+++ DATA SHOWN +++

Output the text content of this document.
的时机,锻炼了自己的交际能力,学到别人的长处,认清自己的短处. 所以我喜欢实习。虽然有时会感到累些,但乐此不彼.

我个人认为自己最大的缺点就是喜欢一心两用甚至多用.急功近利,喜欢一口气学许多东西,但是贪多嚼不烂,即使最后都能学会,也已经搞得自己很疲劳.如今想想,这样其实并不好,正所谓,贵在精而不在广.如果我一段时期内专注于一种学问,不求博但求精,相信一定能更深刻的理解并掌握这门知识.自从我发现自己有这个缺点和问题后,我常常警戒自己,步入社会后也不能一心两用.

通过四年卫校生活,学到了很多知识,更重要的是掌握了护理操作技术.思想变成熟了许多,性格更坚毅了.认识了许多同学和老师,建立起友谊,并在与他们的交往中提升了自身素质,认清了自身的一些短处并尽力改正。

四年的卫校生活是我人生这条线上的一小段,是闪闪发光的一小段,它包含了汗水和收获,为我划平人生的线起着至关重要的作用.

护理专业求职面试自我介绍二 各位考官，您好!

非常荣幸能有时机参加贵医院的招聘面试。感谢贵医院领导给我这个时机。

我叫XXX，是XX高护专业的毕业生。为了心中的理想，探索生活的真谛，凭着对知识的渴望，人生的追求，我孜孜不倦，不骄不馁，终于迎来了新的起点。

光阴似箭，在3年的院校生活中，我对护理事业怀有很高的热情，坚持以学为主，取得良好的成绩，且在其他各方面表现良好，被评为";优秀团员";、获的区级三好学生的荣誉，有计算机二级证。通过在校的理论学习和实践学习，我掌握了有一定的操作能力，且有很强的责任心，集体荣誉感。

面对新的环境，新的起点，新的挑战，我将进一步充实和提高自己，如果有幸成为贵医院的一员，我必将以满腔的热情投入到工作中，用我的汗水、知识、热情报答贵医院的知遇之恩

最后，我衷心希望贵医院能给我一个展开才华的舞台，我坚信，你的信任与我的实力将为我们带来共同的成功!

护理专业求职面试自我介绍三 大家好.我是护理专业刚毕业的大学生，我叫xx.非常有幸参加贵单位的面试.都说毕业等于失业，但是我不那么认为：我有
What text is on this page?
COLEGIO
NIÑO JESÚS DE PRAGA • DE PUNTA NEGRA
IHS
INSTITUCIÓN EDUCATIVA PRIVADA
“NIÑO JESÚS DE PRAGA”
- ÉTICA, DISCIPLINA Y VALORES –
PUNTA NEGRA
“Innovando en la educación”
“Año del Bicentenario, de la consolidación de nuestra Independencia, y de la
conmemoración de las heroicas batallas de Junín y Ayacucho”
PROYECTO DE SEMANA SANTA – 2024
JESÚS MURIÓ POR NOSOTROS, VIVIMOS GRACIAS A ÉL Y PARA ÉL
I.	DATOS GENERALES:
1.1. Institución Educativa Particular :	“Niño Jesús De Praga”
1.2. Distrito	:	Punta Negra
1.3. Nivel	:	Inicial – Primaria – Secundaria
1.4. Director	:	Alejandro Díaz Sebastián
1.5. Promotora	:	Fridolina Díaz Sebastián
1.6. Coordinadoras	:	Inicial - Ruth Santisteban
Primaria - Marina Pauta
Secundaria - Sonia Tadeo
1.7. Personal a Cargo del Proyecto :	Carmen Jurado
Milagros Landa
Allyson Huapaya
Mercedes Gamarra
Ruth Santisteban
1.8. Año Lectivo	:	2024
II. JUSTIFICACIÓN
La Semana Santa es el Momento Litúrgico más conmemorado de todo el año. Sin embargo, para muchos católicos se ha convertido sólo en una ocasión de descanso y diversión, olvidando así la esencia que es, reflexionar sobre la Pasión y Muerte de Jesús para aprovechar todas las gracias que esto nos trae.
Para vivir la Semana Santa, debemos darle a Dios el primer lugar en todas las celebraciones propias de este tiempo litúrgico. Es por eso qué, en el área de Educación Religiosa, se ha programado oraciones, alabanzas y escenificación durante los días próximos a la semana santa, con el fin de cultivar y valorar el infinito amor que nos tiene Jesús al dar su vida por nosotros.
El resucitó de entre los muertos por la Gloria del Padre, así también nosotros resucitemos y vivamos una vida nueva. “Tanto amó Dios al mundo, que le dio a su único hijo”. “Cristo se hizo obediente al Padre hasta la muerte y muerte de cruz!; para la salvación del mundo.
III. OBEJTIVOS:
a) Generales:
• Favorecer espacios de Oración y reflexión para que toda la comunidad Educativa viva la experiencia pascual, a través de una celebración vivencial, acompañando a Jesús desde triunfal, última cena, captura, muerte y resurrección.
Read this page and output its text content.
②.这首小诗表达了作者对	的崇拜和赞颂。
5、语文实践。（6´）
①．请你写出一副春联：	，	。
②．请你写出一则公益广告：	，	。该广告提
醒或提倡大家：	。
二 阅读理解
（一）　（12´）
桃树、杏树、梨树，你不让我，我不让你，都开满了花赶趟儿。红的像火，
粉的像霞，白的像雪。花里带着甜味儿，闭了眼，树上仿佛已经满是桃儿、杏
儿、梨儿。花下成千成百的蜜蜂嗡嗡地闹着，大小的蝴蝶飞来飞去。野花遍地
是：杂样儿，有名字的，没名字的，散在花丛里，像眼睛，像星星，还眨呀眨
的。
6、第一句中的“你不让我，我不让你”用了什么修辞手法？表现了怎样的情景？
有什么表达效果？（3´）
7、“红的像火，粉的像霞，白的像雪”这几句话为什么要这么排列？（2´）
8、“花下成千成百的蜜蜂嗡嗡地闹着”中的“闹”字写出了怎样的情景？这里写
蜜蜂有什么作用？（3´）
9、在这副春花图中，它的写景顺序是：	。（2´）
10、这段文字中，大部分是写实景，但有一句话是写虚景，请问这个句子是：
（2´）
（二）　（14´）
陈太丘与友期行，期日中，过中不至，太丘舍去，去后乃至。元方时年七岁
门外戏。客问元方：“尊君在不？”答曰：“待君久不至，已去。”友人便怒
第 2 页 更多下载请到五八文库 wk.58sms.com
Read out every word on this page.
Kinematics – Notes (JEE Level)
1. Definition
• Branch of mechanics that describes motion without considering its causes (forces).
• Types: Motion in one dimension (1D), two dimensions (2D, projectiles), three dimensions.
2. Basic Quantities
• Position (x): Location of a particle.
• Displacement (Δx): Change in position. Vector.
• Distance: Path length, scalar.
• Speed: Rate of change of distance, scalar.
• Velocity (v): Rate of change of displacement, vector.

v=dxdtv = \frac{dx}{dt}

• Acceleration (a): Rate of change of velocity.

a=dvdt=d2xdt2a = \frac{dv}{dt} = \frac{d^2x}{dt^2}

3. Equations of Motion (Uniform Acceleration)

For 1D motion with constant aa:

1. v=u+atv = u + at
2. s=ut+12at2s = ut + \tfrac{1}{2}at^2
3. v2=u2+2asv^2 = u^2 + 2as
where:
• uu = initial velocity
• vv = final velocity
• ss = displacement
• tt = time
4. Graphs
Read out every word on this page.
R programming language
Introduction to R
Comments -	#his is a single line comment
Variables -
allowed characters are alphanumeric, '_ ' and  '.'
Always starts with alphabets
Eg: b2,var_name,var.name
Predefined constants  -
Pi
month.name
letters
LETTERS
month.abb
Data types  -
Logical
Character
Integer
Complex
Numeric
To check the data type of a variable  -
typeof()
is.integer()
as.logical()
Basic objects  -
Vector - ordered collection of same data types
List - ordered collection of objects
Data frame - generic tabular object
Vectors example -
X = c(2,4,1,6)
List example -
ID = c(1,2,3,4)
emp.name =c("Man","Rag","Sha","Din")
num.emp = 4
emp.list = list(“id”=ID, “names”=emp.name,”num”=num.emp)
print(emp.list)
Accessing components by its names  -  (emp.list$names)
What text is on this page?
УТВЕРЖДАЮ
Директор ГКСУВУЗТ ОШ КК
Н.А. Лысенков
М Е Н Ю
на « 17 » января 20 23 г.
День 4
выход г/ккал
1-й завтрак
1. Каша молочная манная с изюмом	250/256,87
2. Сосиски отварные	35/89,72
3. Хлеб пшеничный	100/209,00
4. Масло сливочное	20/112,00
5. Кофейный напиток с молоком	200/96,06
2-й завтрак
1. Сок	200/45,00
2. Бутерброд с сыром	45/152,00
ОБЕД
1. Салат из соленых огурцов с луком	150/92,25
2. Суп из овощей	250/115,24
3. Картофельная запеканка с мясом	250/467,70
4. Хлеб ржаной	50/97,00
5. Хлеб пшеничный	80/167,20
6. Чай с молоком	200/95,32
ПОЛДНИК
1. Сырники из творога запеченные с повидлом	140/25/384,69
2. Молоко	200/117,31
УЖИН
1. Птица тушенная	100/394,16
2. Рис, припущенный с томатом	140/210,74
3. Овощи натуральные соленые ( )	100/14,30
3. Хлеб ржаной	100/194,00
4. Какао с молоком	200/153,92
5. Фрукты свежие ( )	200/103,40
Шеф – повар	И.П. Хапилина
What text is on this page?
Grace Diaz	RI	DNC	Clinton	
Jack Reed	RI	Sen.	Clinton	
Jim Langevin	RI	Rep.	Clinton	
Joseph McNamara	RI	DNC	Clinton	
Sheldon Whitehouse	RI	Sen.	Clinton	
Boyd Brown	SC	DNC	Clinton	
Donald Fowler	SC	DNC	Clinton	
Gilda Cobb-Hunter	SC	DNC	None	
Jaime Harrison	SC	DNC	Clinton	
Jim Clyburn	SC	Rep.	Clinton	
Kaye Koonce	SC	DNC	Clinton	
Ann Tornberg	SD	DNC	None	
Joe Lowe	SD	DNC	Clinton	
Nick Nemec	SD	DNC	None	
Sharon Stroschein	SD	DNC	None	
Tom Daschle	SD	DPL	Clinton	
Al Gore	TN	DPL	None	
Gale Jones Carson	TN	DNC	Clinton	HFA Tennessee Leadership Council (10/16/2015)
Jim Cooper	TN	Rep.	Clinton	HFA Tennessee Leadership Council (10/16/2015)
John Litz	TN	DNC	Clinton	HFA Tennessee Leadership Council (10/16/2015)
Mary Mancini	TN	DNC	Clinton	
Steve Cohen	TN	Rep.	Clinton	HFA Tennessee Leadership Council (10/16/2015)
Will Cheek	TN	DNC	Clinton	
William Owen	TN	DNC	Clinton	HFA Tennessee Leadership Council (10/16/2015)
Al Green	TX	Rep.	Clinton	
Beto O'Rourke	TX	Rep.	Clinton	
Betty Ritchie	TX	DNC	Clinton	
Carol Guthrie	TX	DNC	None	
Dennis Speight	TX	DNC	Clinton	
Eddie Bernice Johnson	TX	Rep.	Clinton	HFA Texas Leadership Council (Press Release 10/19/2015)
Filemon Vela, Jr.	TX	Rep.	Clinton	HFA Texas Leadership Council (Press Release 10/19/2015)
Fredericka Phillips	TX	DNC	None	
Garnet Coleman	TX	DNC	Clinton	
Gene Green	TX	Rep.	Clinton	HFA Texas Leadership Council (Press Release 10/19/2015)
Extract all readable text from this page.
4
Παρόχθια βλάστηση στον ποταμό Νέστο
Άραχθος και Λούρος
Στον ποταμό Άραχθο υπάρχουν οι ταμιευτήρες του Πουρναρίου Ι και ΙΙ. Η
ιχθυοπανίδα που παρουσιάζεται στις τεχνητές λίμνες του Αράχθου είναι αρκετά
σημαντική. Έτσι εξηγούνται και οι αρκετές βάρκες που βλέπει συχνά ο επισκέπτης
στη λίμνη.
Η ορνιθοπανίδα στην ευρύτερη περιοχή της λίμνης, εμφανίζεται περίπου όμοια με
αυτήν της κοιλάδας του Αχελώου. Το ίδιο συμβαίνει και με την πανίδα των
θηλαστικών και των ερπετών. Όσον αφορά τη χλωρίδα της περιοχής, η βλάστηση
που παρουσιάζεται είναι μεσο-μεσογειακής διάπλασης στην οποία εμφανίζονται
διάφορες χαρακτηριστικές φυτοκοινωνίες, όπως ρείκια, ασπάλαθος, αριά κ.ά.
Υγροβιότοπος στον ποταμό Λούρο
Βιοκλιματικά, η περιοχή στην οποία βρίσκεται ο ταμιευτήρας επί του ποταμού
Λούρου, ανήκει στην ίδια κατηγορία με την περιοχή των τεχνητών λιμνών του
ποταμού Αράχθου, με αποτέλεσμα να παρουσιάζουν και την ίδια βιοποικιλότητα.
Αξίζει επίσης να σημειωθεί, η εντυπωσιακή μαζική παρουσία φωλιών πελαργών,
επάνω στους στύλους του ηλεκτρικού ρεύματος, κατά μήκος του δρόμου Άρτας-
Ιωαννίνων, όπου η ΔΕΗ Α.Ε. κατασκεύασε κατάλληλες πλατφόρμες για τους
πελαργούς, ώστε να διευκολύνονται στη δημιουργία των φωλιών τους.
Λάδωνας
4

+++

**EXERCISE DETAILS:**
Count every line of the records that holds the string "στην". Write only the total.

**WRITTEN SOLUTION:**
4